[BEGIN Extracted information]

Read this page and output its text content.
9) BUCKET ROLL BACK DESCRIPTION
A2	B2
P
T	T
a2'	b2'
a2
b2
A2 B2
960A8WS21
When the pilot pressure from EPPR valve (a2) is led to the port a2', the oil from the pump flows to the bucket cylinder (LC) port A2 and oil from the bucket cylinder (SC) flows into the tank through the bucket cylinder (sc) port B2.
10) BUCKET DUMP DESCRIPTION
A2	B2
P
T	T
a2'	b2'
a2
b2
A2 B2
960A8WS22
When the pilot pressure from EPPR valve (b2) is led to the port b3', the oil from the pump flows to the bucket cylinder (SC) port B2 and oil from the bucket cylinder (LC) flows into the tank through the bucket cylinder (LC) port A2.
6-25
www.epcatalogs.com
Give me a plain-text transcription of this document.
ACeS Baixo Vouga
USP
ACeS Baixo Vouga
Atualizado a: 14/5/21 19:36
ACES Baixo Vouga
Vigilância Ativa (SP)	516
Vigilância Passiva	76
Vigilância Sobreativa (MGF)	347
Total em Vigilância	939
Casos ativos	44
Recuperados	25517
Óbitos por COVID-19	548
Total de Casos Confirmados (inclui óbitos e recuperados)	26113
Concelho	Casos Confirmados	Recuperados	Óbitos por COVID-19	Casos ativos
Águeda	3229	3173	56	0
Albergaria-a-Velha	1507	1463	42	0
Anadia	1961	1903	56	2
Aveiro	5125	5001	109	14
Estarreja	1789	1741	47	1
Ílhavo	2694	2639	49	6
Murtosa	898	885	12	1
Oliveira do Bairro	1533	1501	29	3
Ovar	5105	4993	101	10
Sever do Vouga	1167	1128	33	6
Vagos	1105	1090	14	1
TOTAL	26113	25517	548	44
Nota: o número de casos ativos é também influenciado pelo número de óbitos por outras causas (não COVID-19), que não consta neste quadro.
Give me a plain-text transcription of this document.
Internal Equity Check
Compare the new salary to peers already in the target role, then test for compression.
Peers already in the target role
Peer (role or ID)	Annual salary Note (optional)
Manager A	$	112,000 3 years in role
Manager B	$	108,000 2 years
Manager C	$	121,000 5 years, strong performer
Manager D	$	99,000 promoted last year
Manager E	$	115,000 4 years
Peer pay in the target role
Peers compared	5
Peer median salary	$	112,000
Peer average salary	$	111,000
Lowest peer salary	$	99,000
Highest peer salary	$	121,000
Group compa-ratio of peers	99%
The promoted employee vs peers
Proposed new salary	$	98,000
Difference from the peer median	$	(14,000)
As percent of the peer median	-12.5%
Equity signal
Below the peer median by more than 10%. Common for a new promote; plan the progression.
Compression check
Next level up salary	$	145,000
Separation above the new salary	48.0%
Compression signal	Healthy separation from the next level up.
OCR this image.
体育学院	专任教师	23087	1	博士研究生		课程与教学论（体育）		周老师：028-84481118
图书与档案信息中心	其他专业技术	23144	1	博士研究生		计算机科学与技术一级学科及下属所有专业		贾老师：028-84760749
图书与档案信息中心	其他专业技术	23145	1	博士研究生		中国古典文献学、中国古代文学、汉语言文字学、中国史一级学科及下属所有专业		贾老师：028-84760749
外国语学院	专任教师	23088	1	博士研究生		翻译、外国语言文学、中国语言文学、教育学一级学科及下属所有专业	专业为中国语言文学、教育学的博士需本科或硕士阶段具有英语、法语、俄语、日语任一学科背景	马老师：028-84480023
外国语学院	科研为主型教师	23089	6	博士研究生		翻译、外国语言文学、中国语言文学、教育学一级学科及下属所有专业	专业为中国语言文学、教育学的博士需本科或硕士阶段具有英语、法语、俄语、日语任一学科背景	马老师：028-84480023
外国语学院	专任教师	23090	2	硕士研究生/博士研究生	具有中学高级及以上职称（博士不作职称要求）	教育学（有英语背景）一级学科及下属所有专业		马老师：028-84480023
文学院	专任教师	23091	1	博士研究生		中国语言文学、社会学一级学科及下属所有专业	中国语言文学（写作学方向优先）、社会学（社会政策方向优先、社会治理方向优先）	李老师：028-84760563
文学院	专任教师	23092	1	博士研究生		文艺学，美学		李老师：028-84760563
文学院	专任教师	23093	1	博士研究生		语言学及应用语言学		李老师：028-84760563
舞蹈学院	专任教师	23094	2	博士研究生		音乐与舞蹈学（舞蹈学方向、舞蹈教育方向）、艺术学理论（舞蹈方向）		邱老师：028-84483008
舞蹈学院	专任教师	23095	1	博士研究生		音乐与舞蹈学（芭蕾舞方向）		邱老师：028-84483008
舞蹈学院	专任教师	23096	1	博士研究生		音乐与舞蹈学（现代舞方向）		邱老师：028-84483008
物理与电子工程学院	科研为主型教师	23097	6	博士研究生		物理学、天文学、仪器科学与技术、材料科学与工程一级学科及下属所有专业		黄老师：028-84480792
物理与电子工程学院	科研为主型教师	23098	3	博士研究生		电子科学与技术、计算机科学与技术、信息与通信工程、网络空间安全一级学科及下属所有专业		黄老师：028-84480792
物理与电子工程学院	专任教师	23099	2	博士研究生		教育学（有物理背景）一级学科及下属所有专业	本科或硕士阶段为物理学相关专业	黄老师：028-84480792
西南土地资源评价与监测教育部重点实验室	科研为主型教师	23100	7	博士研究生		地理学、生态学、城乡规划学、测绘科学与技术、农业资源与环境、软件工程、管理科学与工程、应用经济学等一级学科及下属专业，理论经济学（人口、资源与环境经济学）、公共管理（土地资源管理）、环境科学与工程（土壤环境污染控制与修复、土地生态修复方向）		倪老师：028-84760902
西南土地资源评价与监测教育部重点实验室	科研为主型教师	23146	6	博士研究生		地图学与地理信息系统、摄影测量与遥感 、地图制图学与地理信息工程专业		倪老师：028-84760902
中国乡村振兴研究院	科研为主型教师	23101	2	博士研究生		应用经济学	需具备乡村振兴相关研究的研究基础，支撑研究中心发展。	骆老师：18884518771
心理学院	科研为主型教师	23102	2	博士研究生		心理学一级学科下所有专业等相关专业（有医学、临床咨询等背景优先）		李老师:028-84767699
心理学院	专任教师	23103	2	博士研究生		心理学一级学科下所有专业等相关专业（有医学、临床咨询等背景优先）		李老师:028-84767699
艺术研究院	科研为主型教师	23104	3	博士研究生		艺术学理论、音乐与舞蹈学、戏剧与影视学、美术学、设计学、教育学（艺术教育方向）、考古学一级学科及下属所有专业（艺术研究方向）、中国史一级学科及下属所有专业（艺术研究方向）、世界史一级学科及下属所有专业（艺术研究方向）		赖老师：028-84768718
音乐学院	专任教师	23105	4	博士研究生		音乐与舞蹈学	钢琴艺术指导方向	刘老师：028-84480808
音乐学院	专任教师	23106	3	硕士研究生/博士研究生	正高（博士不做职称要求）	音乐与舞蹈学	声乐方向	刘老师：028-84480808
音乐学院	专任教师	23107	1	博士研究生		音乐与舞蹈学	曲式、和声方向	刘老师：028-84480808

[END Extracted information]

# [What is needed]
From the listing above, extract every line exactly as it stands.

# [Task answer]
Read this page and output its text content.
9) BUCKET ROLL BACK DESCRIPTION
A2	B2
P
T	T
a2'	b2'
a2
b2
A2 B2
960A8WS21
When the pilot pressure from EPPR valve (a2) is led to the port a2', the oil from the pump flows to the bucket cylinder (LC) port A2 and oil from the bucket cylinder (SC) flows into the tank through the bucket cylinder (sc) port B2.
10) BUCKET DUMP DESCRIPTION
A2	B2
P
T	T
a2'	b2'
a2
b2
A2 B2
960A8WS22
When the pilot pressure from EPPR valve (b2) is led to the port b3', the oil from the pump flows to the bucket cylinder (SC) port B2 and oil from the bucket cylinder (LC) flows into the tank through the bucket cylinder (LC) port A2.
6-25
www.epcatalogs.com
Give me a plain-text transcription of this document.
ACeS Baixo Vouga
USP
ACeS Baixo Vouga
Atualizado a: 14/5/21 19:36
ACES Baixo Vouga
Vigilância Ativa (SP)	516
Vigilância Passiva	76
Vigilância Sobreativa (MGF)	347
Total em Vigilância	939
Casos ativos	44
Recuperados	25517
Óbitos por COVID-19	548
Total de Casos Confirmados (inclui óbitos e recuperados)	26113
Concelho	Casos Confirmados	Recuperados	Óbitos por COVID-19	Casos ativos
Águeda	3229	3173	56	0
Albergaria-a-Velha	1507	1463	42	0
Anadia	1961	1903	56	2
Aveiro	5125	5001	109	14
Estarreja	1789	1741	47	1
Ílhavo	2694	2639	49	6
Murtosa	898	885	12	1
Oliveira do Bairro	1533	1501	29	3
Ovar	5105	4993	101	10
Sever do Vouga	1167	1128	33	6
Vagos	1105	1090	14	1
TOTAL	26113	25517	548	44
Nota: o número de casos ativos é também influenciado pelo número de óbitos por outras causas (não COVID-19), que não consta neste quadro.
Give me a plain-text transcription of this document.
Internal Equity Check
Compare the new salary to peers already in the target role, then test for compression.
Peers already in the target role
Peer (role or ID)	Annual salary Note (optional)
Manager A	$	112,000 3 years in role
Manager B	$	108,000 2 years
Manager C	$	121,000 5 years, strong performer
Manager D	$	99,000 promoted last year
Manager E	$	115,000 4 years
Peer pay in the target role
Peers compared	5
Peer median salary	$	112,000
Peer average salary	$	111,000
Lowest peer salary	$	99,000
Highest peer salary	$	121,000
Group compa-ratio of peers	99%
The promoted employee vs peers
Proposed new salary	$	98,000
Difference from the peer median	$	(14,000)
As percent of the peer median	-12.5%
Equity signal
Below the peer median by more than 10%. Common for a new promote; plan the progression.
Compression check
Next level up salary	$	145,000
Separation above the new salary	48.0%
Compression signal	Healthy separation from the next level up.
OCR this image.
体育学院	专任教师	23087	1	博士研究生		课程与教学论（体育）		周老师：028-84481118
图书与档案信息中心	其他专业技术	23144	1	博士研究生		计算机科学与技术一级学科及下属所有专业		贾老师：028-84760749
图书与档案信息中心	其他专业技术	23145	1	博士研究生		中国古典文献学、中国古代文学、汉语言文字学、中国史一级学科及下属所有专业		贾老师：028-84760749
外国语学院	专任教师	23088	1	博士研究生		翻译、外国语言文学、中国语言文学、教育学一级学科及下属所有专业	专业为中国语言文学、教育学的博士需本科或硕士阶段具有英语、法语、俄语、日语任一学科背景	马老师：028-84480023
外国语学院	科研为主型教师	23089	6	博士研究生		翻译、外国语言文学、中国语言文学、教育学一级学科及下属所有专业	专业为中国语言文学、教育学的博士需本科或硕士阶段具有英语、法语、俄语、日语任一学科背景	马老师：028-84480023
外国语学院	专任教师	23090	2	硕士研究生/博士研究生	具有中学高级及以上职称（博士不作职称要求）	教育学（有英语背景）一级学科及下属所有专业		马老师：028-84480023
文学院	专任教师	23091	1	博士研究生		中国语言文学、社会学一级学科及下属所有专业	中国语言文学（写作学方向优先）、社会学（社会政策方向优先、社会治理方向优先）	李老师：028-84760563
文学院	专任教师	23092	1	博士研究生		文艺学，美学		李老师：028-84760563
文学院	专任教师	23093	1	博士研究生		语言学及应用语言学		李老师：028-84760563
舞蹈学院	专任教师	23094	2	博士研究生		音乐与舞蹈学（舞蹈学方向、舞蹈教育方向）、艺术学理论（舞蹈方向）		邱老师：028-84483008
舞蹈学院	专任教师	23095	1	博士研究生		音乐与舞蹈学（芭蕾舞方向）		邱老师：028-84483008
舞蹈学院	专任教师	23096	1	博士研究生		音乐与舞蹈学（现代舞方向）		邱老师：028-84483008
物理与电子工程学院	科研为主型教师	23097	6	博士研究生		物理学、天文学、仪器科学与技术、材料科学与工程一级学科及下属所有专业		黄老师：028-84480792
物理与电子工程学院	科研为主型教师	23098	3	博士研究生		电子科学与技术、计算机科学与技术、信息与通信工程、网络空间安全一级学科及下属所有专业		黄老师：028-84480792
物理与电子工程学院	专任教师	23099	2	博士研究生		教育学（有物理背景）一级学科及下属所有专业	本科或硕士阶段为物理学相关专业	黄老师：028-84480792
西南土地资源评价与监测教育部重点实验室	科研为主型教师	23100	7	博士研究生		地理学、生态学、城乡规划学、测绘科学与技术、农业资源与环境、软件工程、管理科学与工程、应用经济学等一级学科及下属专业，理论经济学（人口、资源与环境经济学）、公共管理（土地资源管理）、环境科学与工程（土壤环境污染控制与修复、土地生态修复方向）		倪老师：028-84760902
西南土地资源评价与监测教育部重点实验室	科研为主型教师	23146	6	博士研究生		地图学与地理信息系统、摄影测量与遥感 、地图制图学与地理信息工程专业		倪老师：028-84760902
中国乡村振兴研究院	科研为主型教师	23101	2	博士研究生		应用经济学	需具备乡村振兴相关研究的研究基础，支撑研究中心发展。	骆老师：18884518771
心理学院	科研为主型教师	23102	2	博士研究生		心理学一级学科下所有专业等相关专业（有医学、临床咨询等背景优先）		李老师:028-84767699
心理学院	专任教师	23103	2	博士研究生		心理学一级学科下所有专业等相关专业（有医学、临床咨询等背景优先）		李老师:028-84767699
艺术研究院	科研为主型教师	23104	3	博士研究生		艺术学理论、音乐与舞蹈学、戏剧与影视学、美术学、设计学、教育学（艺术教育方向）、考古学一级学科及下属所有专业（艺术研究方向）、中国史一级学科及下属所有专业（艺术研究方向）、世界史一级学科及下属所有专业（艺术研究方向）		赖老师：028-84768718
音乐学院	专任教师	23105	4	博士研究生		音乐与舞蹈学	钢琴艺术指导方向	刘老师：028-84480808
音乐学院	专任教师	23106	3	硕士研究生/博士研究生	正高（博士不做职称要求）	音乐与舞蹈学	声乐方向	刘老师：028-84480808
音乐学院	专任教师	23107	1	博士研究生		音乐与舞蹈学	曲式、和声方向	刘老师：028-84480808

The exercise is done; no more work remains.